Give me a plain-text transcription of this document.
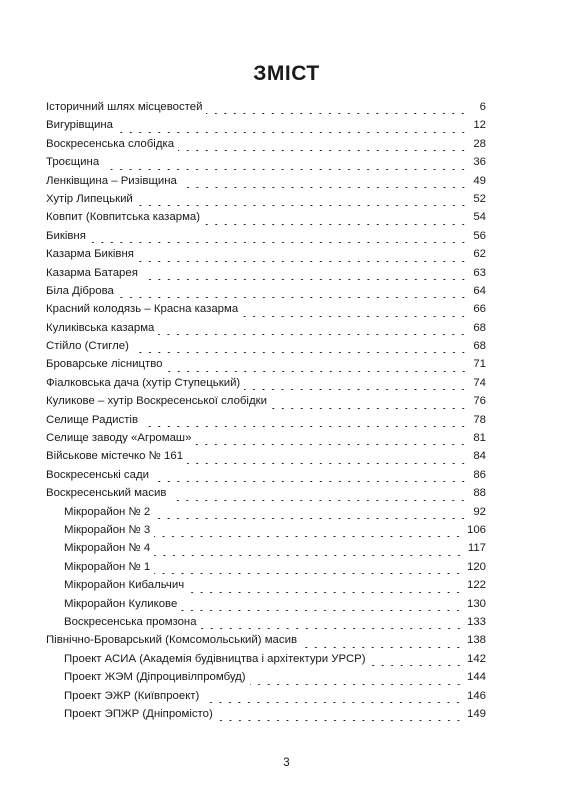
ЗМІСТ
Історичний шлях місцевостей	6
Вигурівщина	12
Воскресенська слобідка	28
Троєщина	36
Ленківщина – Ризівщина	49
Хутір Липецький	52
Ковпит (Ковпитська казарма)	54
Биківня	56
Казарма Биківня	62
Казарма Батарея	63
Біла Діброва	64
Красний колодязь – Красна казарма	66
Куликівська казарма	68
Стійло (Стигле)	68
Броварське лісництво	71
Фіалковська дача (хутір Ступецький)	74
Куликове – хутір Воскресенської слобідки	76
Селище Радистів	78
Селище заводу «Агромаш»	81
Військове містечко № 161	84
Воскресенські сади	86
Воскресенський масив	88
Мікрорайон № 2	92
Мікрорайон № 3	106
Мікрорайон № 4	117
Мікрорайон № 1	120
Мікрорайон Кибальчич	122
Мікрорайон Куликове	130
Воскресенська промзона	133
Північно-Броварський (Комсомольський) масив	138
Проект АСИА (Академія будівництва і архітектури УРСР)	142
Проект ЖЭМ (Діпроцивілпромбуд)	144
Проект ЭЖР (Київпроект)	146
Проект ЭПЖР (Дніпромісто)	149
3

# # # # # # #

> _Short task_: In the listing above, count each line that holds the string "Мікрорайон". Give the number only.

> _Written reply_: 6